Lower revenue and higher profits were accompanie­d by no news of any new services or plans, other than a programme to let a quarter of its workforce go.

On paper, there is nothing to suggest any growth or advancemen­t, just a profession­al strategy to manage down costs and defend existing products.

The exception is its current plan to build out 300,000 fibre-to-the-home broadband connection­s in regional towns.

So is the new owner, billionair­e Xavier Niel, simply going to sweat what’s there to make a fast buck? Maybe not.

Eir’s new chief executive, Carolan Lennon, told investors last week that the company planned to invest €1bn over the coming five years.

■ Records supplied ■
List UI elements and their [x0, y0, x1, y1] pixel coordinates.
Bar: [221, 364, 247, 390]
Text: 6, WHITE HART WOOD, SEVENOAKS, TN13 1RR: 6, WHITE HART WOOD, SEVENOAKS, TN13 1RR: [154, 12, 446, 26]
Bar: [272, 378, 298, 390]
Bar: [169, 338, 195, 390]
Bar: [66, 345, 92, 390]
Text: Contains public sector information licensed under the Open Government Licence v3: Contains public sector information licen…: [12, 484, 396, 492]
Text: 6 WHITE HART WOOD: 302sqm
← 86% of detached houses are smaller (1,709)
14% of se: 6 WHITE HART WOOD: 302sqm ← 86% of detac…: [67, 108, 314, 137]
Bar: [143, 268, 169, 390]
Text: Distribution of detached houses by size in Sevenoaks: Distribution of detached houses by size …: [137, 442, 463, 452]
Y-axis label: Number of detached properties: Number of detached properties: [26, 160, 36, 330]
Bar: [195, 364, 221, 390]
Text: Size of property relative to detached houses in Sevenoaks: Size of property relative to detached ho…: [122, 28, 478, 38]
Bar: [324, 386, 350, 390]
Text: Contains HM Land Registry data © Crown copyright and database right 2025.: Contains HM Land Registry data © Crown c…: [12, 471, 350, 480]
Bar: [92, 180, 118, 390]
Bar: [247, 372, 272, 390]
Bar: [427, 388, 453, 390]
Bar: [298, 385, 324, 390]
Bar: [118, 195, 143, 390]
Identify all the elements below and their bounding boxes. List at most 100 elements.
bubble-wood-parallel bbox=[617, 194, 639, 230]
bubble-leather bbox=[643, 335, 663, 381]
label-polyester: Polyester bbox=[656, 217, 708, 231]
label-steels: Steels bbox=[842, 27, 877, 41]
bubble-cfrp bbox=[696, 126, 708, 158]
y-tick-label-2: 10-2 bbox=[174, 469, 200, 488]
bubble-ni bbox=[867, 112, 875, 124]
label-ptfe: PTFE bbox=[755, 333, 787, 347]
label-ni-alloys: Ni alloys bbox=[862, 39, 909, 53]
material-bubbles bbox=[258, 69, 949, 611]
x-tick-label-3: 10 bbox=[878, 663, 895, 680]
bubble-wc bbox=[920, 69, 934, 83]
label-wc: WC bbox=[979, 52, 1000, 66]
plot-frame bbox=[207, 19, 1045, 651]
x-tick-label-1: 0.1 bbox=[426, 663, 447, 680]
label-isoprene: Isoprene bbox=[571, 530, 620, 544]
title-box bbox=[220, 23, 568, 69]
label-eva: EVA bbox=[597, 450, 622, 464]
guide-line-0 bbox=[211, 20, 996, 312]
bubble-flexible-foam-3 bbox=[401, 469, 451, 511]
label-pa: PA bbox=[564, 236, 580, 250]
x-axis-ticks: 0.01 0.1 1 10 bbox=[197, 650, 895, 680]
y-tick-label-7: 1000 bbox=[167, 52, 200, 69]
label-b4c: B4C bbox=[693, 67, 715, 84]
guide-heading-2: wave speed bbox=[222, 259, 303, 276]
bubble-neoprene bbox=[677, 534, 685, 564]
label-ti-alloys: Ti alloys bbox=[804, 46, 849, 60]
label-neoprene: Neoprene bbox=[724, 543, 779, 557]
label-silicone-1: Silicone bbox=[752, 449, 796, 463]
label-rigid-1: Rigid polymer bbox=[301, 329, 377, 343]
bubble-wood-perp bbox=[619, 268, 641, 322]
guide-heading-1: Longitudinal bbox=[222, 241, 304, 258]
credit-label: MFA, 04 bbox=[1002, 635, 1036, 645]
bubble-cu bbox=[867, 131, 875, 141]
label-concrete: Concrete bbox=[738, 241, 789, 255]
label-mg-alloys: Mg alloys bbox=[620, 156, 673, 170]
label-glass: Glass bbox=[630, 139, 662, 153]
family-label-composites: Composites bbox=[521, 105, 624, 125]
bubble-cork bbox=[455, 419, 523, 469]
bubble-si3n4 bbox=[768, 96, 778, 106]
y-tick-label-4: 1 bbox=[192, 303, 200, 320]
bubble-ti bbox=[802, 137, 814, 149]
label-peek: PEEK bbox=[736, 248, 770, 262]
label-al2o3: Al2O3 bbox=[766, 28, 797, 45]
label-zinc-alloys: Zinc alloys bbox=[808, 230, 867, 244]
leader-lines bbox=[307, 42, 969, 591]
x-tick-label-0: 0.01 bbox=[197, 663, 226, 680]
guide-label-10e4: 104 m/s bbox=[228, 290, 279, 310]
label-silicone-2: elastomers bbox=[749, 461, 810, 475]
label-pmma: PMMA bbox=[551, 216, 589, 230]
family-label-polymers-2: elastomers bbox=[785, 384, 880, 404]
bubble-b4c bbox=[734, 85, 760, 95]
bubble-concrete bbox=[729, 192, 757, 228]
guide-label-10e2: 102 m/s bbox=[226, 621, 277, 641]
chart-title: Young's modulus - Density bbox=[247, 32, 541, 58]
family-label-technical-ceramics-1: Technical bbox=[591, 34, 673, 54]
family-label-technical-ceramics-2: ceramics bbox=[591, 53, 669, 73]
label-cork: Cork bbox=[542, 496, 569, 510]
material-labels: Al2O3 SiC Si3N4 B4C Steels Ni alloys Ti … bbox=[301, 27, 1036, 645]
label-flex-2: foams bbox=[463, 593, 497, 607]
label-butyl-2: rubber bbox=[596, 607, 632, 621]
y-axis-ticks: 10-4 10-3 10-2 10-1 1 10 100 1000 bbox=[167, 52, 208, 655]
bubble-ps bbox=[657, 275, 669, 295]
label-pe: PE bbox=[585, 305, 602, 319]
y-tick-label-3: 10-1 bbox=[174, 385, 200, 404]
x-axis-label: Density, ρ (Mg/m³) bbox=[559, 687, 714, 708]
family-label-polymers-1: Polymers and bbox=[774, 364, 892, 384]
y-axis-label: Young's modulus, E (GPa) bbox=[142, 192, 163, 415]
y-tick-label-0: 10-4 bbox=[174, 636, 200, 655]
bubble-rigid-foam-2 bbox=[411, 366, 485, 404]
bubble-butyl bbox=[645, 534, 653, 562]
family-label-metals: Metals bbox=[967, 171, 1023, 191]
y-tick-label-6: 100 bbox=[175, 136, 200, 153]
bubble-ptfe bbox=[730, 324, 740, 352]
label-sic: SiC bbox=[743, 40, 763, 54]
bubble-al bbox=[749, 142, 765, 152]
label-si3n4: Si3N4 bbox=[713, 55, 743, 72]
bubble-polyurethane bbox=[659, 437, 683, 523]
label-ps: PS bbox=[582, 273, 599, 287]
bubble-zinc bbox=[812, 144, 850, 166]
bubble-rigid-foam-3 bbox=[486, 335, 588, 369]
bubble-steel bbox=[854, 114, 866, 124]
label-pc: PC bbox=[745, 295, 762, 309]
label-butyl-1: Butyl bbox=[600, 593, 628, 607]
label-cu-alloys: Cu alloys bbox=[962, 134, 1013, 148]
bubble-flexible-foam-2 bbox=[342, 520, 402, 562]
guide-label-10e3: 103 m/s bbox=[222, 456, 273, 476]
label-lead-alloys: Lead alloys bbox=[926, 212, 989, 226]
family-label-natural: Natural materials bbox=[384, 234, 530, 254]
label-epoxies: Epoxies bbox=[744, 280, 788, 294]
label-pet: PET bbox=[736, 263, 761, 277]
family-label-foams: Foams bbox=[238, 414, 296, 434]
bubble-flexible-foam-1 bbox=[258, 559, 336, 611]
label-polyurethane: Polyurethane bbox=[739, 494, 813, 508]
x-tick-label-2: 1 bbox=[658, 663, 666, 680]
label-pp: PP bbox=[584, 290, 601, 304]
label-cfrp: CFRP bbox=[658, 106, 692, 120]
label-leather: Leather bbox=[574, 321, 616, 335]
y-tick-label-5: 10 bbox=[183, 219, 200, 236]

■ Complete the following ■
a – Quote the passage about Eir between "So is the new" and "coming five years.", inclusive.
b – According to the passage about Eir, how much did Carolan Lennon say the company planned to invest over the coming five years?
c – Carry on the passage about Eir from its final sentence.
The entries have no connection to the passage about Eir.

■ Responses ■
a –
So is the new owner, billionair­e Xavier Niel, simply going to sweat what’s there to make a fast buck? Maybe not.

Eir’s new chief executive, Carolan Lennon, told investors last week that the company planned to invest €1bn over the coming five years.

b – €1bn.

c –
This would likely include more fibreto-the-home broadband and an extensive upgrade of the mobile network. This would ease a lot of nerves. Right now, the majority of Eir’s broadband network isn’t fit for what the future will bring. Eir has 919,000 broadband customers with 300,000 of these are stuck on slow landline speeds. At under 30Mbs, they’re almost obsolete for broadband usage going forward. But at least these people have the state-backed National Broadband Plan. (If your only available speed is under 30Mbs, you get a state-subsidised 1,000Mbs fibre line into your house, to be delivered by Enet sometime over the next four years.)

As for the remaining 619,000 Eir broadband customers, all but 28,000 are on old-fashioned phone lines.

That means under 100Mbs. And many can’t get more than 50Mbs, shrinking to about 20Mbs or 30Mbs over wifi.

These people are in the worst position. Because their broadband isn’t slow enough to qualify for state interventi­on. But it definitely isn’t fast enough for the world in four or five years’ time.

Even now, try dividing a family home with three or four devices on the go between a ‘future-proof ’ 30Mbs connection. You can expect periods of buffering and crawling on YouTube or Netflix — and it’s going to get much, much worse. This is where Eir’s plans are crucial. If it really is going to upgrade its network, it could make a huge difference.

It might also prevent the creation of a monopoly in Irish cities.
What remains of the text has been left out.